*Aim*. Quote the full listing word for word.

[Source records]
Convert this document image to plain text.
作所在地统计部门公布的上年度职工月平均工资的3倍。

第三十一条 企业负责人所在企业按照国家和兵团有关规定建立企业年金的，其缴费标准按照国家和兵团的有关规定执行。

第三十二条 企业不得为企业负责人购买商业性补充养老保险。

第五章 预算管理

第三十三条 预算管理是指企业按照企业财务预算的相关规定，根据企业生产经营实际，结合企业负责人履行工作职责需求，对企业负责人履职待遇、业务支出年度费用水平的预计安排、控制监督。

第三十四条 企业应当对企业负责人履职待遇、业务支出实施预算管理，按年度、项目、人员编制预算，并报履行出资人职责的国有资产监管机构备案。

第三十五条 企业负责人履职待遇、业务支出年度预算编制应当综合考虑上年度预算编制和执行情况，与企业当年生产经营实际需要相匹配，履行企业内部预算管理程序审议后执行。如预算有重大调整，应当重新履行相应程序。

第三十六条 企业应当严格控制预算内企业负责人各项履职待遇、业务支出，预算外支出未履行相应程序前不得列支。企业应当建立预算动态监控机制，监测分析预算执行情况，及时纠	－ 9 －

*Completed exercise*.
Convert this document image to plain text.
作所在地统计部门公布的上年度职工月平均工资的3倍。

第三十一条 企业负责人所在企业按照国家和兵团有关规定建立企业年金的，其缴费标准按照国家和兵团的有关规定执行。

第三十二条 企业不得为企业负责人购买商业性补充养老保险。

第五章 预算管理

第三十三条 预算管理是指企业按照企业财务预算的相关规定，根据企业生产经营实际，结合企业负责人履行工作职责需求，对企业负责人履职待遇、业务支出年度费用水平的预计安排、控制监督。

第三十四条 企业应当对企业负责人履职待遇、业务支出实施预算管理，按年度、项目、人员编制预算，并报履行出资人职责的国有资产监管机构备案。

第三十五条 企业负责人履职待遇、业务支出年度预算编制应当综合考虑上年度预算编制和执行情况，与企业当年生产经营实际需要相匹配，履行企业内部预算管理程序审议后执行。如预算有重大调整，应当重新履行相应程序。

第三十六条 企业应当严格控制预算内企业负责人各项履职待遇、业务支出，预算外支出未履行相应程序前不得列支。企业应当建立预算动态监控机制，监测分析预算执行情况，及时纠	－ 9 －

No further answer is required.